**Set task:**
Nothing may be dropped or altered: reproduce all the data.

Collected data entries:
___

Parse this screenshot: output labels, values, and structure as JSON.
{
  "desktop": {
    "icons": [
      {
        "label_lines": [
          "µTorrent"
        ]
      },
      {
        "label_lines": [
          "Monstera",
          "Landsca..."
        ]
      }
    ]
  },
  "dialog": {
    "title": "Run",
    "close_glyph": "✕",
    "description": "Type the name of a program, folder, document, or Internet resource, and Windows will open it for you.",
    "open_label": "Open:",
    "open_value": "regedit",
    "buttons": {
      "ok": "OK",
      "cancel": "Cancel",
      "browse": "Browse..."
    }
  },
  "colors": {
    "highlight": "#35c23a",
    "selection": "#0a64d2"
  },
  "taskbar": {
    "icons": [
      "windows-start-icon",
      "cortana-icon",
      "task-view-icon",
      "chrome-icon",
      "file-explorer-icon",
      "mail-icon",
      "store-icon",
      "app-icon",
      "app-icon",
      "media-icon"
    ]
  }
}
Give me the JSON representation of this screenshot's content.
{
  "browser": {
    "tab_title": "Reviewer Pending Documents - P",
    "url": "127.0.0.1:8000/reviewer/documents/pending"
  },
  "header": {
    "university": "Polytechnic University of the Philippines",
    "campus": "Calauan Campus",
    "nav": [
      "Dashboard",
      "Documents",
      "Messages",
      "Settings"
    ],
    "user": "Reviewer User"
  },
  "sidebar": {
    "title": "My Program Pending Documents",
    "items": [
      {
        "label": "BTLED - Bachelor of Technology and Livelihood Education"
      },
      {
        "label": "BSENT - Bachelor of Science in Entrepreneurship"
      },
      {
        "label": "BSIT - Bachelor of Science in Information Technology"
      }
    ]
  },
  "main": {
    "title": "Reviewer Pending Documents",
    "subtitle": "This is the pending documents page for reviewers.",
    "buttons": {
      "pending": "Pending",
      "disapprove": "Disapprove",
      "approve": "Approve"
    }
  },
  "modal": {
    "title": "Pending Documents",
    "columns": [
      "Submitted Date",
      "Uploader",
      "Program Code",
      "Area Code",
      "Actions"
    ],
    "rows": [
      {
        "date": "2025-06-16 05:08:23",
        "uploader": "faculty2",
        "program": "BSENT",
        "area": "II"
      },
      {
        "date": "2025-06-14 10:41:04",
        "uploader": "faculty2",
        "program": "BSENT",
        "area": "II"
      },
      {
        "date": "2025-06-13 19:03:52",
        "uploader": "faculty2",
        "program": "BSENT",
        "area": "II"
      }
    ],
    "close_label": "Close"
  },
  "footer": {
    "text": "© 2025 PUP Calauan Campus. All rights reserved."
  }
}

___

**Result:**
Parse this screenshot: output labels, values, and structure as JSON.
{
  "desktop": {
    "icons": [
      {
        "label_lines": [
          "µTorrent"
        ]
      },
      {
        "label_lines": [
          "Monstera",
          "Landsca..."
        ]
      }
    ]
  },
  "dialog": {
    "title": "Run",
    "close_glyph": "✕",
    "description": "Type the name of a program, folder, document, or Internet resource, and Windows will open it for you.",
    "open_label": "Open:",
    "open_value": "regedit",
    "buttons": {
      "ok": "OK",
      "cancel": "Cancel",
      "browse": "Browse..."
    }
  },
  "colors": {
    "highlight": "#35c23a",
    "selection": "#0a64d2"
  },
  "taskbar": {
    "icons": [
      "windows-start-icon",
      "cortana-icon",
      "task-view-icon",
      "chrome-icon",
      "file-explorer-icon",
      "mail-icon",
      "store-icon",
      "app-icon",
      "app-icon",
      "media-icon"
    ]
  }
}
Give me the JSON representation of this screenshot's content.
{
  "browser": {
    "tab_title": "Reviewer Pending Documents - P",
    "url": "127.0.0.1:8000/reviewer/documents/pending"
  },
  "header": {
    "university": "Polytechnic University of the Philippines",
    "campus": "Calauan Campus",
    "nav": [
      "Dashboard",
      "Documents",
      "Messages",
      "Settings"
    ],
    "user": "Reviewer User"
  },
  "sidebar": {
    "title": "My Program Pending Documents",
    "items": [
      {
        "label": "BTLED - Bachelor of Technology and Livelihood Education"
      },
      {
        "label": "BSENT - Bachelor of Science in Entrepreneurship"
      },
      {
        "label": "BSIT - Bachelor of Science in Information Technology"
      }
    ]
  },
  "main": {
    "title": "Reviewer Pending Documents",
    "subtitle": "This is the pending documents page for reviewers.",
    "buttons": {
      "pending": "Pending",
      "disapprove": "Disapprove",
      "approve": "Approve"
    }
  },
  "modal": {
    "title": "Pending Documents",
    "columns": [
      "Submitted Date",
      "Uploader",
      "Program Code",
      "Area Code",
      "Actions"
    ],
    "rows": [
      {
        "date": "2025-06-16 05:08:23",
        "uploader": "faculty2",
        "program": "BSENT",
        "area": "II"
      },
      {
        "date": "2025-06-14 10:41:04",
        "uploader": "faculty2",
        "program": "BSENT",
        "area": "II"
      },
      {
        "date": "2025-06-13 19:03:52",
        "uploader": "faculty2",
        "program": "BSENT",
        "area": "II"
      }
    ],
    "close_label": "Close"
  },
  "footer": {
    "text": "© 2025 PUP Calauan Campus. All rights reserved."
  }
}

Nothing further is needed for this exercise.